STATED GOAL —
Starting at the line with "OCR this image." in it, reproduce each line below through the last one, exactly, and include nothing else.

┌─ RECORDS FOR THIS EXERCISE

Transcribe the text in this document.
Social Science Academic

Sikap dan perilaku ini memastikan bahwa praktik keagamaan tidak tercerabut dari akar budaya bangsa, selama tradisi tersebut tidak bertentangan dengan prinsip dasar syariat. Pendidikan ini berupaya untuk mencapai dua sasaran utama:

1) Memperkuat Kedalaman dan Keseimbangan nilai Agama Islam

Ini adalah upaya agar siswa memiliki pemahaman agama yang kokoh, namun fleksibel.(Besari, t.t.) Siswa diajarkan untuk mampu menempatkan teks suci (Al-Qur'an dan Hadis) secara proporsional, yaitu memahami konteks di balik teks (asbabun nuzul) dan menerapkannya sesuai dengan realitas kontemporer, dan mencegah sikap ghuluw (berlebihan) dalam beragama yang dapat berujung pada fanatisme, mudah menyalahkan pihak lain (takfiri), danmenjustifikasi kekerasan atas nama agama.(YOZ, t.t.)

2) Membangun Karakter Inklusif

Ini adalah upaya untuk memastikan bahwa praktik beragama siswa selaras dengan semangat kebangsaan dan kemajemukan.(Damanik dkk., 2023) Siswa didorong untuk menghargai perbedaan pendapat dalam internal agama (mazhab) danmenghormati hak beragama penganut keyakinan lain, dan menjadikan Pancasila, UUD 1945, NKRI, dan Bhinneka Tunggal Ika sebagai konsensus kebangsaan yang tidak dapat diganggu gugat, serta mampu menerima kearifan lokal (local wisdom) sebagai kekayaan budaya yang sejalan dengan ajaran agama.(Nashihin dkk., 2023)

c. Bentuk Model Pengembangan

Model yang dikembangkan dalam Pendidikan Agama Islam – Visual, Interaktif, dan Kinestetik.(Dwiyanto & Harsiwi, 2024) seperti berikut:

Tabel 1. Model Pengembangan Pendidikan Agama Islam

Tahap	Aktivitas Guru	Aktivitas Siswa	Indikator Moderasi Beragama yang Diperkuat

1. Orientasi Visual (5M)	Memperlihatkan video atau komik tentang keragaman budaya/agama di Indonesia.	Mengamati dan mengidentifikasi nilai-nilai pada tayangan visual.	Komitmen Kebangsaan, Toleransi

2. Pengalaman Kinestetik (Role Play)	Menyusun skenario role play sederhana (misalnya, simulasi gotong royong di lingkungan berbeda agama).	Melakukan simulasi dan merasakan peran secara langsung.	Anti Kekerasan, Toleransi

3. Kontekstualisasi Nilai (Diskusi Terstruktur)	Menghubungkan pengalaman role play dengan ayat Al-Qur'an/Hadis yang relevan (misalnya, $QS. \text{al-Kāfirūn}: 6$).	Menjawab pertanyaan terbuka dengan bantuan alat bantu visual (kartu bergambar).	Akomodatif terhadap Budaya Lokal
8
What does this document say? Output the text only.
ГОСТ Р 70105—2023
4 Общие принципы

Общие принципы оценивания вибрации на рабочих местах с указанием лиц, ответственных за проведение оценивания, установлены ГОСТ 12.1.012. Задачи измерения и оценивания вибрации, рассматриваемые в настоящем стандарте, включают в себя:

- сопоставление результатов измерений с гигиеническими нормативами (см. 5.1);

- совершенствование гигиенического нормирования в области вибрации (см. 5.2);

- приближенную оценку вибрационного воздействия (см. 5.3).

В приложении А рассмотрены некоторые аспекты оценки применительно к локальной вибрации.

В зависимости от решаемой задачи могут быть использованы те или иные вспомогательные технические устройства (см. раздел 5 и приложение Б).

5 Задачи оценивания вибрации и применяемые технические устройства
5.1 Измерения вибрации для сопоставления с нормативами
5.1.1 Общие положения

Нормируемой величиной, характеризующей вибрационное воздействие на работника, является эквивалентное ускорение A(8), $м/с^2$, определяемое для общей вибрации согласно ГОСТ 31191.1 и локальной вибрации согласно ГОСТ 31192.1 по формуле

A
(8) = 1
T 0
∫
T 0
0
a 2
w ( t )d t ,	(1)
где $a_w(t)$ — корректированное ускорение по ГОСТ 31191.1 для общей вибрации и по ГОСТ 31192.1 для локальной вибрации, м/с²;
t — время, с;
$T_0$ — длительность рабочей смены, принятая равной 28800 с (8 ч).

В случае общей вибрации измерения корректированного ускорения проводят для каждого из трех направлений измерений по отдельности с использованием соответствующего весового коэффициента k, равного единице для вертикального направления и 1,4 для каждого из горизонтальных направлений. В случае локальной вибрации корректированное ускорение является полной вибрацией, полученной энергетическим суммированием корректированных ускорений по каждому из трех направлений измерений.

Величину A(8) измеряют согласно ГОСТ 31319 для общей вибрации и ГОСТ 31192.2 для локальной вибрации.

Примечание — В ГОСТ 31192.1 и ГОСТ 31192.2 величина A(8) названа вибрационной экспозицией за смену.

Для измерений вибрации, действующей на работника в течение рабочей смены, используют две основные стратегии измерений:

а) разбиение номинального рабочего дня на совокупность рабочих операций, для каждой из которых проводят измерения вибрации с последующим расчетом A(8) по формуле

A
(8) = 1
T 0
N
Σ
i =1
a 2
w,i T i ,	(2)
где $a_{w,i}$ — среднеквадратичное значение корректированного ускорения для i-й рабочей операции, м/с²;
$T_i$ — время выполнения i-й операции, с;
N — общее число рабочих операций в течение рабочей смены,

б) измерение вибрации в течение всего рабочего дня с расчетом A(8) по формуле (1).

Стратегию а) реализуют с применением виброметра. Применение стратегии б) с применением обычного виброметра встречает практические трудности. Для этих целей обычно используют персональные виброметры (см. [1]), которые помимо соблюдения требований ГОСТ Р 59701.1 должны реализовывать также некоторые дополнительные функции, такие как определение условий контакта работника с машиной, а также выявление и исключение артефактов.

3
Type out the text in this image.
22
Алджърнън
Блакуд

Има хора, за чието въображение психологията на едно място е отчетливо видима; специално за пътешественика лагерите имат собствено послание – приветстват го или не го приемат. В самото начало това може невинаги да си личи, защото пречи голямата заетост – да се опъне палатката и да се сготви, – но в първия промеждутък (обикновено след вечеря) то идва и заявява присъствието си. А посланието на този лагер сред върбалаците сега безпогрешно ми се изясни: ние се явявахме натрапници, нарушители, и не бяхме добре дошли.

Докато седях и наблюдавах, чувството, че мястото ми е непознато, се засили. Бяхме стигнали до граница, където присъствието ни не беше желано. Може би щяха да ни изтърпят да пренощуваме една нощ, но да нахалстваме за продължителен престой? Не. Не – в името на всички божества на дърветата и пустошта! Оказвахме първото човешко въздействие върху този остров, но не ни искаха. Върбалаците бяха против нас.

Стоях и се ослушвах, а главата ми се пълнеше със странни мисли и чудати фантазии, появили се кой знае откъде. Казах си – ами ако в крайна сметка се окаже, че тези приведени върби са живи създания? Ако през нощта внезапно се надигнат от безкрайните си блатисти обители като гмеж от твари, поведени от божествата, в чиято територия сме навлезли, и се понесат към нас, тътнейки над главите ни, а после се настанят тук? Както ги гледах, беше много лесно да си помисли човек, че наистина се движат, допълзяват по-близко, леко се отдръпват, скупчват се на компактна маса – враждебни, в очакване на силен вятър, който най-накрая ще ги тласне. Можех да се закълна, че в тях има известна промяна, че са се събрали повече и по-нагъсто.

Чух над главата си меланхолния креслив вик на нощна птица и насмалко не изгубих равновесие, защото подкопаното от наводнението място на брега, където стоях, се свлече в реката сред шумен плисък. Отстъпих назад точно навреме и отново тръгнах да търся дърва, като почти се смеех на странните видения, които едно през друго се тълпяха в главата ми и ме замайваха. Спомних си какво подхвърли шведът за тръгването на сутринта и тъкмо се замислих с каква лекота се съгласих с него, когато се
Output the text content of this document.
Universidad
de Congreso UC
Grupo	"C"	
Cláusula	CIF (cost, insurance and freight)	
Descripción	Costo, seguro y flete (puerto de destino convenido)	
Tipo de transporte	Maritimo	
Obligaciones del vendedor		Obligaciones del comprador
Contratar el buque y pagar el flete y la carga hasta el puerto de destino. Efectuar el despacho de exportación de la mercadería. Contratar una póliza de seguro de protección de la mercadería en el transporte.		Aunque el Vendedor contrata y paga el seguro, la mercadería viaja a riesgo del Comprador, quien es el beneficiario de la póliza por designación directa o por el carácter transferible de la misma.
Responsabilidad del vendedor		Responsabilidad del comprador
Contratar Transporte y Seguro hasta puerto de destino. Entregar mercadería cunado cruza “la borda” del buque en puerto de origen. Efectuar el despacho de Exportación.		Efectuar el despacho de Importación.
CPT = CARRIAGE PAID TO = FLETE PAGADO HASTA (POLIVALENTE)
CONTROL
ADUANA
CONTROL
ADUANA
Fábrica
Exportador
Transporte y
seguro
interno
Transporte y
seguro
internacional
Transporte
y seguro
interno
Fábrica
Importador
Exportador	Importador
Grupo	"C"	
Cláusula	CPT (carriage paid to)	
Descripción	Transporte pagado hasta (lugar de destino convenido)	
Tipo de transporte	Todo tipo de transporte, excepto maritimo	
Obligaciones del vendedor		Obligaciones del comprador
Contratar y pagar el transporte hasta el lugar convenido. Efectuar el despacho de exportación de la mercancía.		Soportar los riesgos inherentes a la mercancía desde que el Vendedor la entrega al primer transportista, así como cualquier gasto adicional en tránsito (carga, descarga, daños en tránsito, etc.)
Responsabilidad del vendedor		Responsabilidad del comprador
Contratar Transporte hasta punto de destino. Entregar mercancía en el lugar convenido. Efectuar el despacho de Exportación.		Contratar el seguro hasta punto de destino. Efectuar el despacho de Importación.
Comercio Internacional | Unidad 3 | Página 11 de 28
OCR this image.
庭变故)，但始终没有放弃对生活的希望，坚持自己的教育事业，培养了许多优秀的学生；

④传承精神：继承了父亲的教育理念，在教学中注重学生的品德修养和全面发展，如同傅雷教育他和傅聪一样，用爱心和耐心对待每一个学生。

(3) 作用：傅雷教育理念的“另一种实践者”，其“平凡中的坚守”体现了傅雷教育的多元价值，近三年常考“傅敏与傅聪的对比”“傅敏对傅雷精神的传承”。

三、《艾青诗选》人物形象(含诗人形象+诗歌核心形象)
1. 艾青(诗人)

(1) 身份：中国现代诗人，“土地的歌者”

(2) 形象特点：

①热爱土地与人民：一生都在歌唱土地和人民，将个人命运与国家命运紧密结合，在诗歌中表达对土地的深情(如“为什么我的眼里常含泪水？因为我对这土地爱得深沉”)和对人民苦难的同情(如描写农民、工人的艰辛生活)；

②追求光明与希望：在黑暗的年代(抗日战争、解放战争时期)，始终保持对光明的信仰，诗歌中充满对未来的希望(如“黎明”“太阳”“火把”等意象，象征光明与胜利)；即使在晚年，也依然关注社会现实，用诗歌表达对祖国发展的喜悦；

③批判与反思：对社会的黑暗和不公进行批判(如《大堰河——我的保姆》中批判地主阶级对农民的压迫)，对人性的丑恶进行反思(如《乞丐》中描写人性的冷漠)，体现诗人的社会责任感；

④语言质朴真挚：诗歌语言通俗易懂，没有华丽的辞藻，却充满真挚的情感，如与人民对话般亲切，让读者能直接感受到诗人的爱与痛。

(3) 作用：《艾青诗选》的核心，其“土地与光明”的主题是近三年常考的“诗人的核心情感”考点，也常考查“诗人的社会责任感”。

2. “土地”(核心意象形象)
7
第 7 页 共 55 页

└─

CORRECT RESPONSE —
OCR this image.
庭变故)，但始终没有放弃对生活的希望，坚持自己的教育事业，培养了许多优秀的学生；

④传承精神：继承了父亲的教育理念，在教学中注重学生的品德修养和全面发展，如同傅雷教育他和傅聪一样，用爱心和耐心对待每一个学生。

(3) 作用：傅雷教育理念的“另一种实践者”，其“平凡中的坚守”体现了傅雷教育的多元价值，近三年常考“傅敏与傅聪的对比”“傅敏对傅雷精神的传承”。

三、《艾青诗选》人物形象(含诗人形象+诗歌核心形象)
1. 艾青(诗人)

(1) 身份：中国现代诗人，“土地的歌者”

(2) 形象特点：

①热爱土地与人民：一生都在歌唱土地和人民，将个人命运与国家命运紧密结合，在诗歌中表达对土地的深情(如“为什么我的眼里常含泪水？因为我对这土地爱得深沉”)和对人民苦难的同情(如描写农民、工人的艰辛生活)；

②追求光明与希望：在黑暗的年代(抗日战争、解放战争时期)，始终保持对光明的信仰，诗歌中充满对未来的希望(如“黎明”“太阳”“火把”等意象，象征光明与胜利)；即使在晚年，也依然关注社会现实，用诗歌表达对祖国发展的喜悦；

③批判与反思：对社会的黑暗和不公进行批判(如《大堰河——我的保姆》中批判地主阶级对农民的压迫)，对人性的丑恶进行反思(如《乞丐》中描写人性的冷漠)，体现诗人的社会责任感；

④语言质朴真挚：诗歌语言通俗易懂，没有华丽的辞藻，却充满真挚的情感，如与人民对话般亲切，让读者能直接感受到诗人的爱与痛。

(3) 作用：《艾青诗选》的核心，其“土地与光明”的主题是近三年常考的“诗人的核心情感”考点，也常考查“诗人的社会责任感”。

2. “土地”(核心意象形象)
7
第 7 页 共 55 页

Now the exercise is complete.